▸ **Passage**:

--- start ---

9 social media apps paying their content creators
Competition among social media apps is fierce. Every platform is looking to keep their users engaged as long as possible and one way to achieve this is to provide them with the best from content creators. Some social apps began paying their most talented content creators last year, some started this year.
9 social media apps paying their content creators
1. FACEBOOK – in-stream ads, fan subscriptions, branded content and subscription groups
On March 11, 2021, Facebook announced that the platform will help Content Creators Diversify Revenue on Facebook.
From 2019 to 2020, the number of content creators earning the equivalent of $10,000 USD per month grew 88% and content creators earning $1,000 per month grew 94% (Facebook).
Here is how content creators can monetize content on Facebook:
In-stream ads help content creators earn money by including short ads before, during or after their videos.
Facebook will automatically identify natural breaks in content to place the creator’s ads, or the creator can choose placements.
The creator’s earnings are determined by the number of video views and who the advertisers are.
Fan subscriptions allow the creator’s audience that cares most about their Page to directly fund it through monthly, recurring payments that the creator sets.
The creator can identify supporters by the special badge the platform provides them in comments.
Facebook’s recommendation to keep the fans engaged is to reward them with perks such as exclusive content and discounts.
Facebook helps creators generate revenue by publishing content that features or is influenced by a business partner.
Brands want to work with content creators and their audiences.
To make this easier, safer and more impactful for both parties, Facebook created the Brand Collabs Manager, a tool which enables the creator to find and connect with brands.
Subscription groups empower group admins to sustain themselves through subscriptions, thus enabling them to further invest in their communities.
We’re especially focused on short-form video monetization. In the coming weeks, we’ll begin testing the ability for content creators to monetize their Facebook Stories with ads that look like stickers and receive a portion of the resulting revenue.
Yoav Arnstein, Director, Facebook App Monetization
2. TWITTER – the Tip Jar
On May 6, 2021, Esther Crawford, Senior Product Manager at Twitter announced a new feature called Tip Jar.
What is Tip Jar?
“Tip Jar is an easy way to support the incredible voices that make up the conversation on Twitter. This is a first step in our work to create new ways for people to receive and show support on Twitter – with money.”

--- end ---

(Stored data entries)
--- start ---

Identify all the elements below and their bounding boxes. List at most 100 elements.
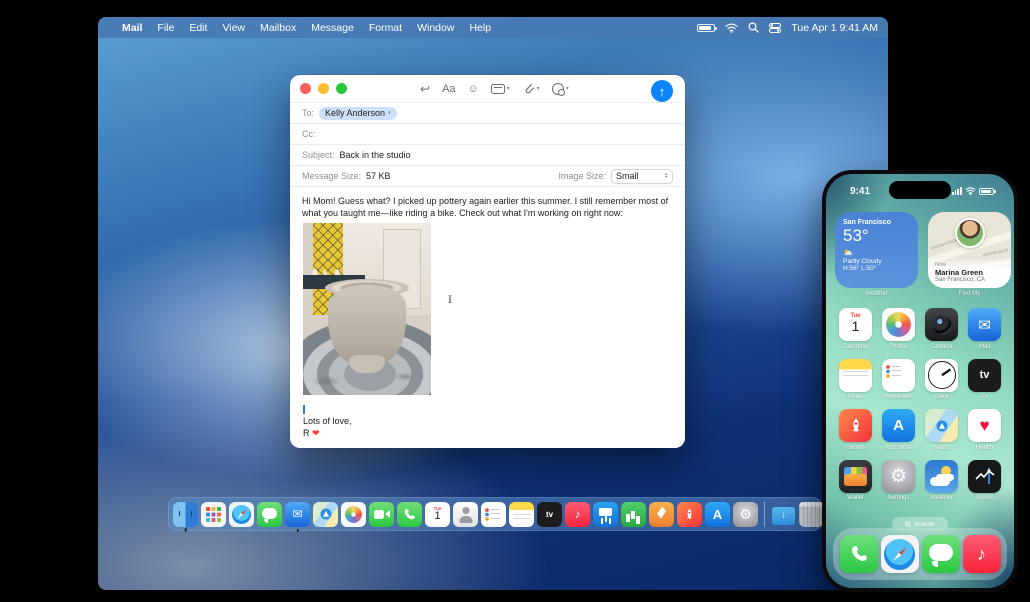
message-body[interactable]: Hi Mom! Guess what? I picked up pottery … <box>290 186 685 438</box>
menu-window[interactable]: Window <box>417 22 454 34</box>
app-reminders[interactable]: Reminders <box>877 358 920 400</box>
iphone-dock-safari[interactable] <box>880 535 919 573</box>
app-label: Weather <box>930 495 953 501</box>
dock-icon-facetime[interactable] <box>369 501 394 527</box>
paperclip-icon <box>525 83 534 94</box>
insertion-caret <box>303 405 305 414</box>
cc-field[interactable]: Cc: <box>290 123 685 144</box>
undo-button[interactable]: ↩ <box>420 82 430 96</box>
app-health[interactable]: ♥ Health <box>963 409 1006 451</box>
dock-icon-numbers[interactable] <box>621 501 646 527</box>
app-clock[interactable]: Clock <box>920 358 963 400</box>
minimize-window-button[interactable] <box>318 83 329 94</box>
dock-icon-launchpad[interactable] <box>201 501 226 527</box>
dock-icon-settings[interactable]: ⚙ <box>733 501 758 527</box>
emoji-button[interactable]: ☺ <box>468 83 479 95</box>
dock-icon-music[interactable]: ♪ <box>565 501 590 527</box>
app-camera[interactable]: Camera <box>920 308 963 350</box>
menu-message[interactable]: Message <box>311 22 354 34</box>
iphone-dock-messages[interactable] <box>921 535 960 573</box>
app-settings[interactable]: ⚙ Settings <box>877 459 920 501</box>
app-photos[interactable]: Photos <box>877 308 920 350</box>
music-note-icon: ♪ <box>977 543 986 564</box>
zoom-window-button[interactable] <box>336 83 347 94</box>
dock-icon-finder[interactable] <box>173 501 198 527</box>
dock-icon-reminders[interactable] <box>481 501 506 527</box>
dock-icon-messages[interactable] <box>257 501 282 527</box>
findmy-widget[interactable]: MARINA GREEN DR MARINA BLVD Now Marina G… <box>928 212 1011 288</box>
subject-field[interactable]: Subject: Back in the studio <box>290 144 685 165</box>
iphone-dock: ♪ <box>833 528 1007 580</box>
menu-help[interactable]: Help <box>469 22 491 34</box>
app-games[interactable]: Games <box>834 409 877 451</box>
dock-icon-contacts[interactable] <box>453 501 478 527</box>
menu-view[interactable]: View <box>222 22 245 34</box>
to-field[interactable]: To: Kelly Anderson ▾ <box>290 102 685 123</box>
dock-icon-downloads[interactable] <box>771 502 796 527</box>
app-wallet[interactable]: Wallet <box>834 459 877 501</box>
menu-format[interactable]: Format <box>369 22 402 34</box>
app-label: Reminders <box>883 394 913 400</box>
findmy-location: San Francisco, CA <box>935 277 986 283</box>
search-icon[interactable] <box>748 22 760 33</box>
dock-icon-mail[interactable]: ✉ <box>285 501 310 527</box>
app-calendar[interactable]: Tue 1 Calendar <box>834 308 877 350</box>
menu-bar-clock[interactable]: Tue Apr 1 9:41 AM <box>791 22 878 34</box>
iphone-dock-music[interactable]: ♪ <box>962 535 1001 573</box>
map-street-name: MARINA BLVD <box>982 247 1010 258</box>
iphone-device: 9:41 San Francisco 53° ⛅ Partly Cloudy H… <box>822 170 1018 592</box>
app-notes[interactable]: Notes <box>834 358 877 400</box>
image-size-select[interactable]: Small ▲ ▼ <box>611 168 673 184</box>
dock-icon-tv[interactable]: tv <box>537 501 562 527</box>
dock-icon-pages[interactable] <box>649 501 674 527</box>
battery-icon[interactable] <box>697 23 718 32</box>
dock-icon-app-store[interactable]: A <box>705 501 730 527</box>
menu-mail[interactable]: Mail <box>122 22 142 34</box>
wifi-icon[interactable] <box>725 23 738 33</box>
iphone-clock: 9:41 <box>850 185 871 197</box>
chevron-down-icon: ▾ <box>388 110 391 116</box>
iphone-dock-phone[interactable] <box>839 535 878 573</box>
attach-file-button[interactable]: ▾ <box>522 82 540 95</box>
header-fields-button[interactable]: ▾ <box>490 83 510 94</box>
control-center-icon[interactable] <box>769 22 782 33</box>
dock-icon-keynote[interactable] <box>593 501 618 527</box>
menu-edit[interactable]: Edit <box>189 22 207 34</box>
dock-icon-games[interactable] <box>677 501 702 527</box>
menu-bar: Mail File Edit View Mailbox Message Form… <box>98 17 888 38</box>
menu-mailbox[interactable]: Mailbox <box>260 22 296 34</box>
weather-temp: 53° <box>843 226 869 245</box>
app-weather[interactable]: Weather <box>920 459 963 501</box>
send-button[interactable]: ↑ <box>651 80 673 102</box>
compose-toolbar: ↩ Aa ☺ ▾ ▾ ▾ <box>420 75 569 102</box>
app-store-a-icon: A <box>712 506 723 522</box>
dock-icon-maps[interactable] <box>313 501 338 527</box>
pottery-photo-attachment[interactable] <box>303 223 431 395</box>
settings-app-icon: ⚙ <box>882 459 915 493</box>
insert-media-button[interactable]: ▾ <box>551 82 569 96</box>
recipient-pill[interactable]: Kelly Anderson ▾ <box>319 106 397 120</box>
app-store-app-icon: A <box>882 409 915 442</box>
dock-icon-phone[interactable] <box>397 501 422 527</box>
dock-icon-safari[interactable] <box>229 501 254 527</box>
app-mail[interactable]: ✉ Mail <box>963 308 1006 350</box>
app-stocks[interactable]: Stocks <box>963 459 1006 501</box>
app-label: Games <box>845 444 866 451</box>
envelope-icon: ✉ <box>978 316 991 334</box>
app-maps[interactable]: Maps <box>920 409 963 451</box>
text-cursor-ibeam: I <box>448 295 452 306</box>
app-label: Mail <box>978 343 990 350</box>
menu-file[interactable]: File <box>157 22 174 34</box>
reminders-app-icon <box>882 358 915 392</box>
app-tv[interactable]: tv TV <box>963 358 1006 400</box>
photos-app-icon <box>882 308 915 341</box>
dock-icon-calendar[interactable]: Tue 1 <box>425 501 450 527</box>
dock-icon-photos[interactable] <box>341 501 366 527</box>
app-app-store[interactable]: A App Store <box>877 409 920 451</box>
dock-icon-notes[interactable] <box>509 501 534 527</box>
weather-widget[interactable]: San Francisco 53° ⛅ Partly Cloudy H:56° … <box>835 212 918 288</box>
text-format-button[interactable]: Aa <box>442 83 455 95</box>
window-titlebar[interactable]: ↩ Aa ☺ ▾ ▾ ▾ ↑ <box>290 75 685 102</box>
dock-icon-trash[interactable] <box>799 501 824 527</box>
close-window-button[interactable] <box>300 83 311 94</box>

--- end ---

▸ **Aim**: Please answer from the article on social media apps paying creators: what determines a creator's earnings from in-stream ads on Facebook? These items aren't needed.

▸ **Result of this task**: The number of video views and who the advertisers are.